(Records that describe figures)
-*-
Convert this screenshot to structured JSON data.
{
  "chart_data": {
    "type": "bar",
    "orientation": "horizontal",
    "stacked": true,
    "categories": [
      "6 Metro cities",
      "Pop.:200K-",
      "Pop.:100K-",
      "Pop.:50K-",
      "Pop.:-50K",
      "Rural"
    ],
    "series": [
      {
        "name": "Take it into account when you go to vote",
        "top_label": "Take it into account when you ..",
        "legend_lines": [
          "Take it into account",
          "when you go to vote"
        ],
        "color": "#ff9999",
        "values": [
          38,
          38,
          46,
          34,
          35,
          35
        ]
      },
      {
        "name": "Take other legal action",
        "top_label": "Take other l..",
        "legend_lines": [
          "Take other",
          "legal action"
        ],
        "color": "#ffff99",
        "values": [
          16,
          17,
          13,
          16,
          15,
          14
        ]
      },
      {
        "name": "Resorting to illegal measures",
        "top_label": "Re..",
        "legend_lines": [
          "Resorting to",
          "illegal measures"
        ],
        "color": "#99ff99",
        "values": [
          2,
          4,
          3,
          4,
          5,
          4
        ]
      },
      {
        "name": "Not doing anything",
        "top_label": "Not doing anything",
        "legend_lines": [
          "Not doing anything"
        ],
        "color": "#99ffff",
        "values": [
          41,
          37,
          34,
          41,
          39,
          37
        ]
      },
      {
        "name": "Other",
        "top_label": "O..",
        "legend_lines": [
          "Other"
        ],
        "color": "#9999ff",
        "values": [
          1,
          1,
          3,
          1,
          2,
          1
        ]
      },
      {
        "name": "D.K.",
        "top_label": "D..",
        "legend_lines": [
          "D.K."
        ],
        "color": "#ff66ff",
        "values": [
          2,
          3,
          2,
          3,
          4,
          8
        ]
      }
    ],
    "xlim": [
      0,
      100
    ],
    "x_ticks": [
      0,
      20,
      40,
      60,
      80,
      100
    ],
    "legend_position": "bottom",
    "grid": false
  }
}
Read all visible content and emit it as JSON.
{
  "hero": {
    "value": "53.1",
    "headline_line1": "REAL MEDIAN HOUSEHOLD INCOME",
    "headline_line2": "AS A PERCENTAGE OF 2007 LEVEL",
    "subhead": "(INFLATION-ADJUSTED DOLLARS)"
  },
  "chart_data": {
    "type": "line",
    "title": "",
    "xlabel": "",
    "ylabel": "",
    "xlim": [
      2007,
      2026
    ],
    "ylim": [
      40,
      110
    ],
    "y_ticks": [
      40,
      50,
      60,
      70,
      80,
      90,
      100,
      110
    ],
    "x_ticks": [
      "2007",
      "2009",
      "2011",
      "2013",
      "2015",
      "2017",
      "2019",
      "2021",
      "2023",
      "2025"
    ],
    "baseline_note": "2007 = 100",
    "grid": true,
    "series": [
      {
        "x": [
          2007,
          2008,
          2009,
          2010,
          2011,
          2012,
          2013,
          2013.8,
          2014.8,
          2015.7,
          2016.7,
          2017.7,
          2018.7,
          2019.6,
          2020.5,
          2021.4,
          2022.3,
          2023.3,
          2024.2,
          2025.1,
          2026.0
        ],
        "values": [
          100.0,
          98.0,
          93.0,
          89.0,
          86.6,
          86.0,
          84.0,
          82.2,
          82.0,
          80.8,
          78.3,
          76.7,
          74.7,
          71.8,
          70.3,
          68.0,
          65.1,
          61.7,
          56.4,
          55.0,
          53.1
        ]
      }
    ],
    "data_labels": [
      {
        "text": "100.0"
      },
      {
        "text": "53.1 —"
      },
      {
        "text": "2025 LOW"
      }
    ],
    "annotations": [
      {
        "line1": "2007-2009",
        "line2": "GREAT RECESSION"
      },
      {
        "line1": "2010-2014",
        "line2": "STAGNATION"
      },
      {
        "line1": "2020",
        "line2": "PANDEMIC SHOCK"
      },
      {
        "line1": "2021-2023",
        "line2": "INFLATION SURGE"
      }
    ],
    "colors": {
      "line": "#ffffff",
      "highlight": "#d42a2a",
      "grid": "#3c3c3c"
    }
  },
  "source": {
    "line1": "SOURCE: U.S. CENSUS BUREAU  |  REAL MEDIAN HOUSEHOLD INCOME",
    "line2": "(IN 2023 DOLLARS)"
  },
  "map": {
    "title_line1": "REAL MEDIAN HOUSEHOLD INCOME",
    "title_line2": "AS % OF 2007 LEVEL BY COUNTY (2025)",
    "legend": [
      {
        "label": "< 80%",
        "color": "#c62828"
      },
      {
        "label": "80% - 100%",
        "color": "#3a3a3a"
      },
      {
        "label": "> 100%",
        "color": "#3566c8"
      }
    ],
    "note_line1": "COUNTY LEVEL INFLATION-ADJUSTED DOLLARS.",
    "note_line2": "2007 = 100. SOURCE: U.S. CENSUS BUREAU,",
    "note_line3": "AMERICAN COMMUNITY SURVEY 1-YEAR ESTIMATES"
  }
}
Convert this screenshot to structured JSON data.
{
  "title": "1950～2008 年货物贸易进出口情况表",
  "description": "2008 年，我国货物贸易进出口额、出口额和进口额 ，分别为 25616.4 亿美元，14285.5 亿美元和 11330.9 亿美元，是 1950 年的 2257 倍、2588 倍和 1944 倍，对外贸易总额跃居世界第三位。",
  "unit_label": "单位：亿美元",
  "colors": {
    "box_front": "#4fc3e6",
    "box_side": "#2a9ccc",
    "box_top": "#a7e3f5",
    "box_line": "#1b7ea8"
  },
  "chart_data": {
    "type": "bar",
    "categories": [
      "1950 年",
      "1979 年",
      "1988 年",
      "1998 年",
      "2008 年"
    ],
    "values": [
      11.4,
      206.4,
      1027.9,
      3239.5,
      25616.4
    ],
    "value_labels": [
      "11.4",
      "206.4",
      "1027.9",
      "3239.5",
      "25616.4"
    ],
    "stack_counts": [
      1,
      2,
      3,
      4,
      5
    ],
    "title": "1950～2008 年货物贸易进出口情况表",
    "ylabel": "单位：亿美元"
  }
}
-*-
What to do |
What is the number of lines in the data that hold the string "CENSUS"? Answer with the number only.

Correct answer |
2